Exercise data start

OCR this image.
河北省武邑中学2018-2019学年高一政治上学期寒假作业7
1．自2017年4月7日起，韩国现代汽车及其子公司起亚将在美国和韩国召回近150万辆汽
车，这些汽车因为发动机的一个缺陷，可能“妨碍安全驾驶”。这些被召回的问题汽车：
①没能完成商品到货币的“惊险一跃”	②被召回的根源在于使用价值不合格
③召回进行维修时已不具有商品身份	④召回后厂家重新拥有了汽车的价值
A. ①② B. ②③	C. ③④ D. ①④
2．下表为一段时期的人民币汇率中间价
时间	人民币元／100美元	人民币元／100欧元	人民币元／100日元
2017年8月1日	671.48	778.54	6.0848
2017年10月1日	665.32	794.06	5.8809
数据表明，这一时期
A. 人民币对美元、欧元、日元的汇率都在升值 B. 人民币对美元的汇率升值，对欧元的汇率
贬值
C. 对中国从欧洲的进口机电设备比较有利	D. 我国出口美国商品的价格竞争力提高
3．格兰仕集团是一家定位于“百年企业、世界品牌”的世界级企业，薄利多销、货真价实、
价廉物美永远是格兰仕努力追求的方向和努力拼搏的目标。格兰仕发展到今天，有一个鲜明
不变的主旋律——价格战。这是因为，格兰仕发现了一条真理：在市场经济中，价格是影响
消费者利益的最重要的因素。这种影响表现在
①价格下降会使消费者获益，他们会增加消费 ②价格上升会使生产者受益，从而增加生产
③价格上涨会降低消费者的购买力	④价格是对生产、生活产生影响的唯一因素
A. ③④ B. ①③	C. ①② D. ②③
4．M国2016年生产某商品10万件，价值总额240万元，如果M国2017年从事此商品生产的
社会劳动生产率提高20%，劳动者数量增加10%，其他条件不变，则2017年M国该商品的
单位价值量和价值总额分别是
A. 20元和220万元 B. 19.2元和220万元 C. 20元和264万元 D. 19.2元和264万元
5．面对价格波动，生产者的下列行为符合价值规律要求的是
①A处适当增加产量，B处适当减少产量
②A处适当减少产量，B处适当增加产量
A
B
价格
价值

Exercise data end

Return the listing above in full, character for character.

● **Completed exercise**:
OCR this image.
河北省武邑中学2018-2019学年高一政治上学期寒假作业7
1．自2017年4月7日起，韩国现代汽车及其子公司起亚将在美国和韩国召回近150万辆汽
车，这些汽车因为发动机的一个缺陷，可能“妨碍安全驾驶”。这些被召回的问题汽车：
①没能完成商品到货币的“惊险一跃”	②被召回的根源在于使用价值不合格
③召回进行维修时已不具有商品身份	④召回后厂家重新拥有了汽车的价值
A. ①② B. ②③	C. ③④ D. ①④
2．下表为一段时期的人民币汇率中间价
时间	人民币元／100美元	人民币元／100欧元	人民币元／100日元
2017年8月1日	671.48	778.54	6.0848
2017年10月1日	665.32	794.06	5.8809
数据表明，这一时期
A. 人民币对美元、欧元、日元的汇率都在升值 B. 人民币对美元的汇率升值，对欧元的汇率
贬值
C. 对中国从欧洲的进口机电设备比较有利	D. 我国出口美国商品的价格竞争力提高
3．格兰仕集团是一家定位于“百年企业、世界品牌”的世界级企业，薄利多销、货真价实、
价廉物美永远是格兰仕努力追求的方向和努力拼搏的目标。格兰仕发展到今天，有一个鲜明
不变的主旋律——价格战。这是因为，格兰仕发现了一条真理：在市场经济中，价格是影响
消费者利益的最重要的因素。这种影响表现在
①价格下降会使消费者获益，他们会增加消费 ②价格上升会使生产者受益，从而增加生产
③价格上涨会降低消费者的购买力	④价格是对生产、生活产生影响的唯一因素
A. ③④ B. ①③	C. ①② D. ②③
4．M国2016年生产某商品10万件，价值总额240万元，如果M国2017年从事此商品生产的
社会劳动生产率提高20%，劳动者数量增加10%，其他条件不变，则2017年M国该商品的
单位价值量和价值总额分别是
A. 20元和220万元 B. 19.2元和220万元 C. 20元和264万元 D. 19.2元和264万元
5．面对价格波动，生产者的下列行为符合价值规律要求的是
①A处适当增加产量，B处适当减少产量
②A处适当减少产量，B处适当增加产量
A
B
价格
价值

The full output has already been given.